### WHAT IS ASKED
Look through the lines below and extract each one that contains "name".

### RECORD EXTRACTS

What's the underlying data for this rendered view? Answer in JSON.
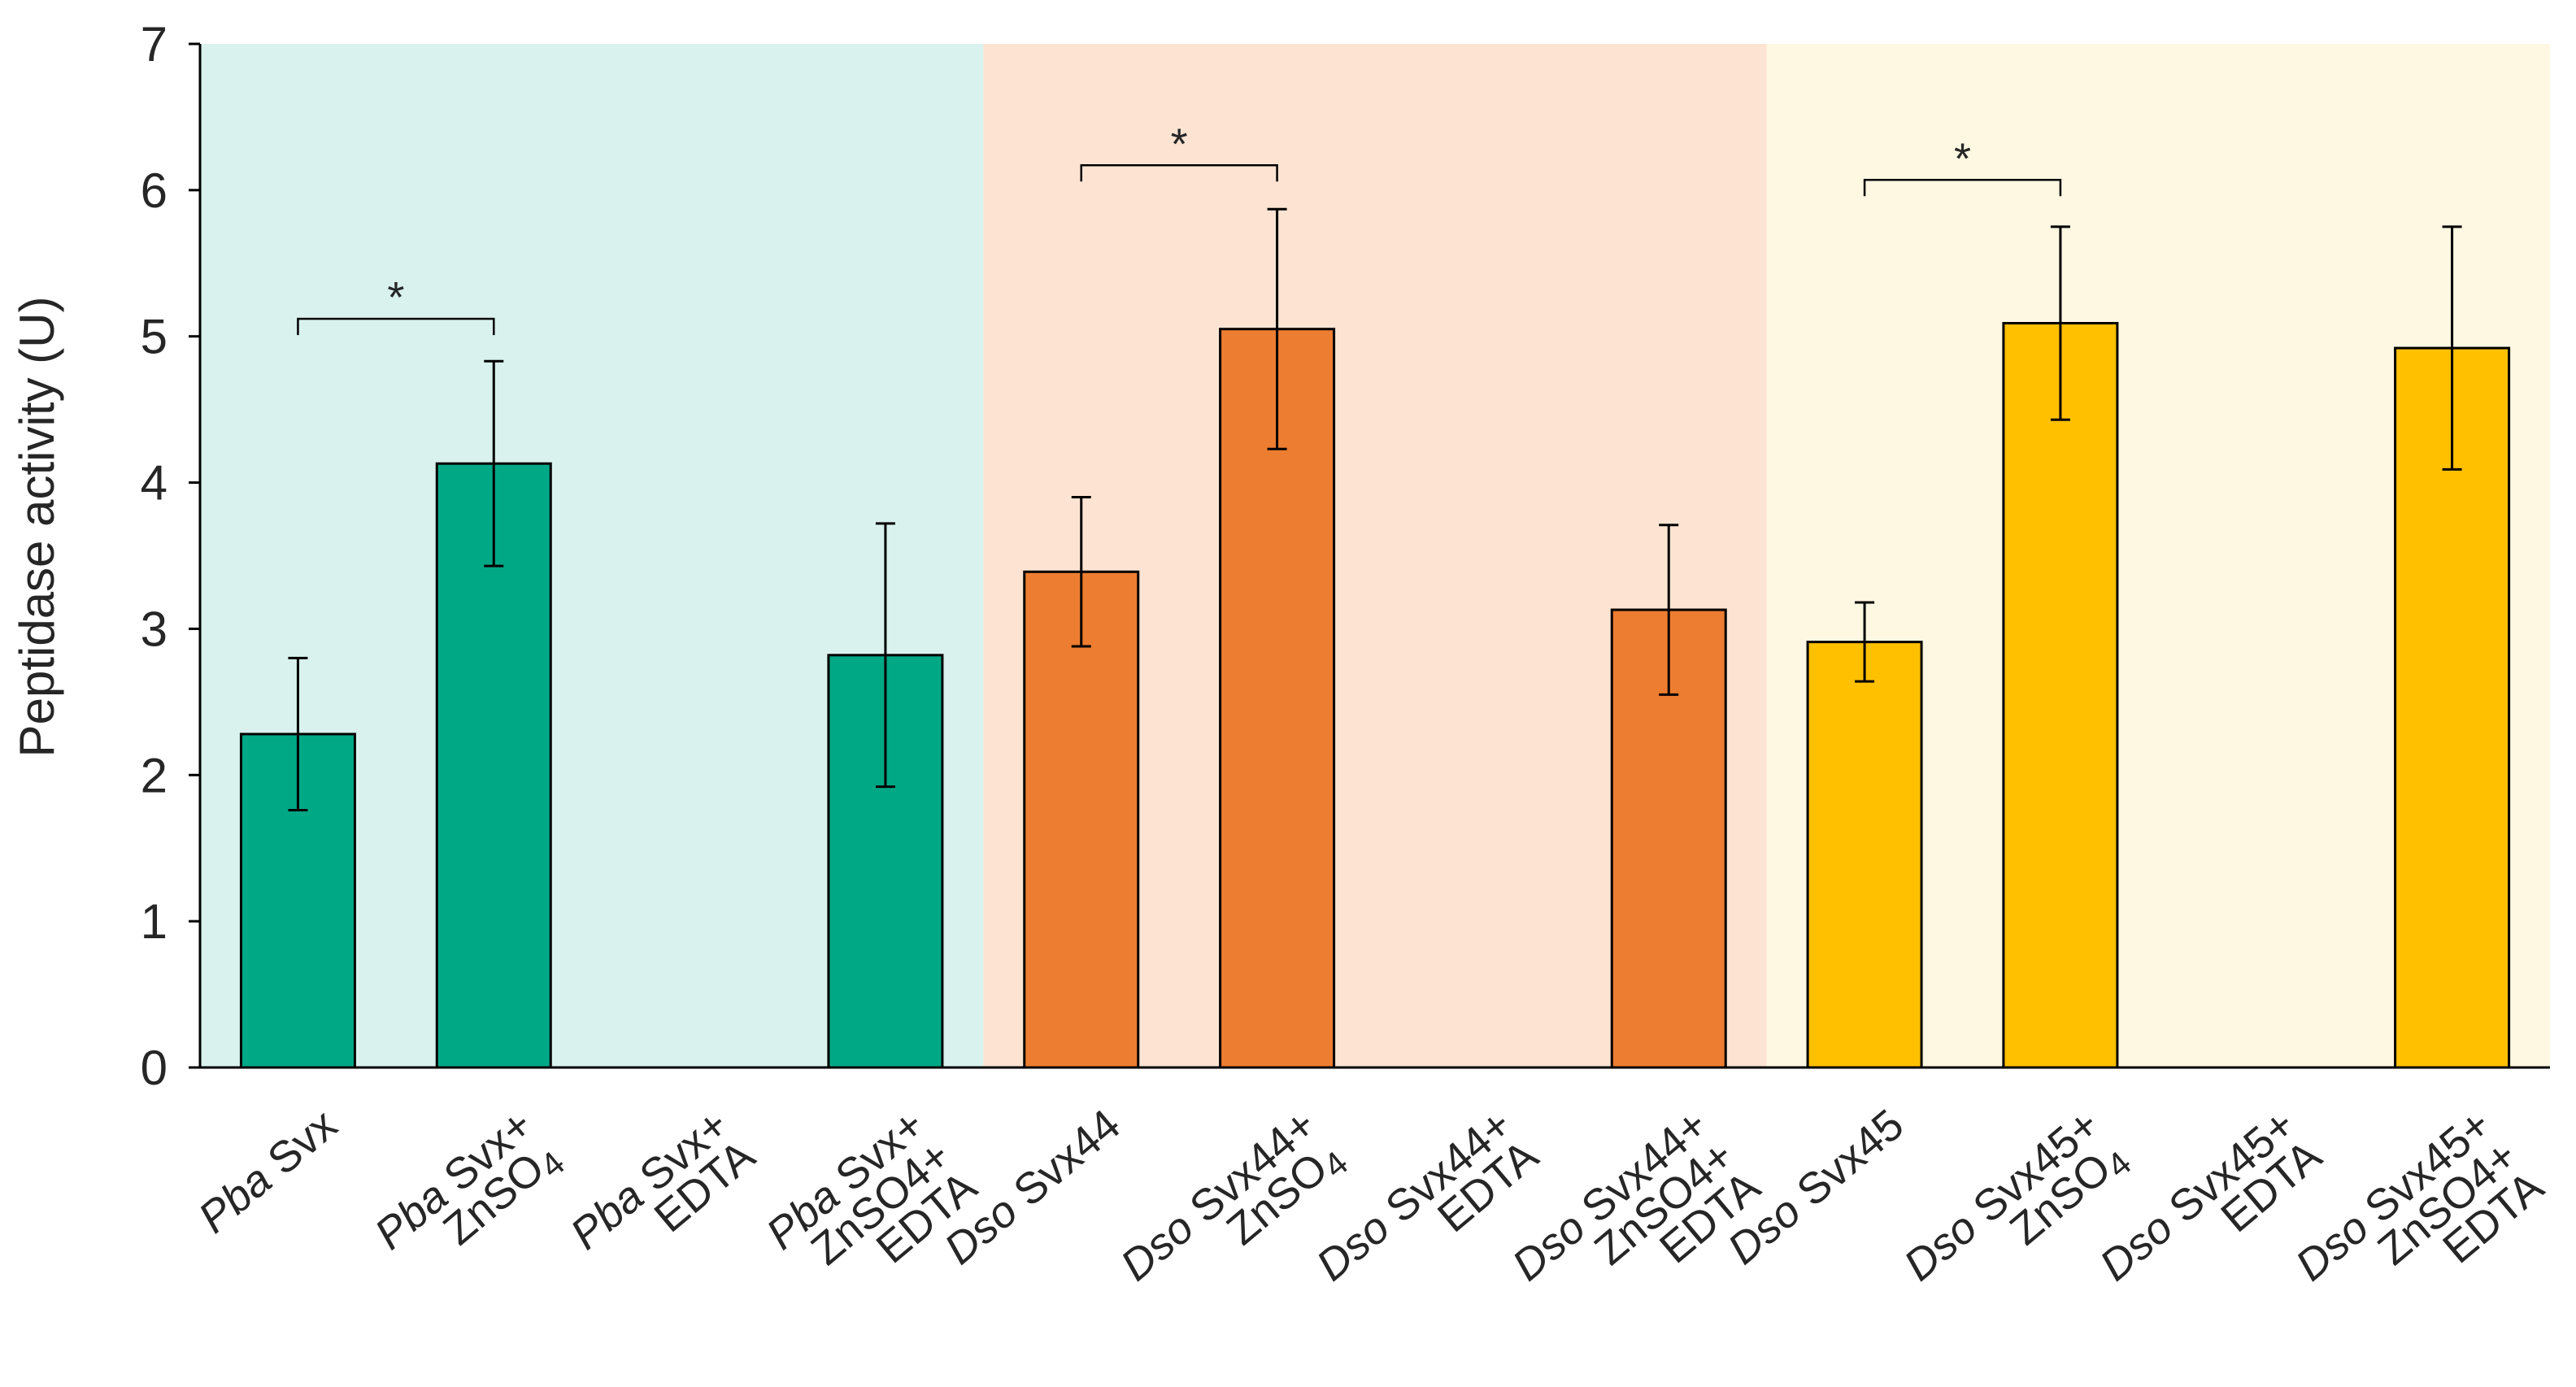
{
  "chart_data": {
    "type": "bar",
    "title": "",
    "xlabel": "",
    "ylabel": "Peptidase activity  (U)",
    "ylim": [
      0,
      7
    ],
    "yticks": [
      0,
      1,
      2,
      3,
      4,
      5,
      6,
      7
    ],
    "grid": false,
    "groups": [
      {
        "name": "Pba Svx",
        "color": "#00A886",
        "band_color": "#D9F2EE",
        "start": 0,
        "end": 3
      },
      {
        "name": "Dso Svx44",
        "color": "#ED7D31",
        "band_color": "#FDE4D2",
        "start": 4,
        "end": 7
      },
      {
        "name": "Dso Svx45",
        "color": "#FFC000",
        "band_color": "#FEF7E2",
        "start": 8,
        "end": 11
      }
    ],
    "categories": [
      {
        "lines": [
          {
            "italic": "Pba",
            "rest": " Svx"
          }
        ]
      },
      {
        "lines": [
          {
            "italic": "Pba",
            "rest": " Svx+"
          },
          {
            "text": "ZnSO",
            "sub": "4"
          }
        ]
      },
      {
        "lines": [
          {
            "italic": "Pba",
            "rest": " Svx+"
          },
          {
            "text": "EDTA"
          }
        ]
      },
      {
        "lines": [
          {
            "italic": "Pba",
            "rest": " Svx+"
          },
          {
            "text": "ZnSO4+"
          },
          {
            "text": "EDTA"
          }
        ]
      },
      {
        "lines": [
          {
            "italic": "Dso",
            "rest": " Svx44"
          }
        ]
      },
      {
        "lines": [
          {
            "italic": "Dso",
            "rest": " Svx44+"
          },
          {
            "text": "ZnSO",
            "sub": "4"
          }
        ]
      },
      {
        "lines": [
          {
            "italic": "Dso",
            "rest": " Svx44+"
          },
          {
            "text": "EDTA"
          }
        ]
      },
      {
        "lines": [
          {
            "italic": "Dso",
            "rest": " Svx44+"
          },
          {
            "text": "ZnSO4+"
          },
          {
            "text": "EDTA"
          }
        ]
      },
      {
        "lines": [
          {
            "italic": "Dso",
            "rest": " Svx45"
          }
        ]
      },
      {
        "lines": [
          {
            "italic": "Dso",
            "rest": " Svx45+"
          },
          {
            "text": "ZnSO",
            "sub": "4"
          }
        ]
      },
      {
        "lines": [
          {
            "italic": "Dso",
            "rest": " Svx45+"
          },
          {
            "text": "EDTA"
          }
        ]
      },
      {
        "lines": [
          {
            "italic": "Dso",
            "rest": " Svx45+"
          },
          {
            "text": "ZnSO4+"
          },
          {
            "text": "EDTA"
          }
        ]
      }
    ],
    "values": [
      2.28,
      4.13,
      0,
      2.82,
      3.39,
      5.05,
      0,
      3.13,
      2.91,
      5.09,
      0,
      4.92
    ],
    "errors": [
      0.52,
      0.7,
      null,
      0.9,
      0.51,
      0.82,
      null,
      0.58,
      0.27,
      0.66,
      null,
      0.83
    ],
    "significance": [
      {
        "from": 0,
        "to": 1,
        "label": "*",
        "level": 5.12
      },
      {
        "from": 4,
        "to": 5,
        "label": "*",
        "level": 6.17
      },
      {
        "from": 8,
        "to": 9,
        "label": "*",
        "level": 6.07
      }
    ]
  }
}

### REPLY
        "name": "Pba Svx",
        "name": "Dso Svx44",
        "name": "Dso Svx45",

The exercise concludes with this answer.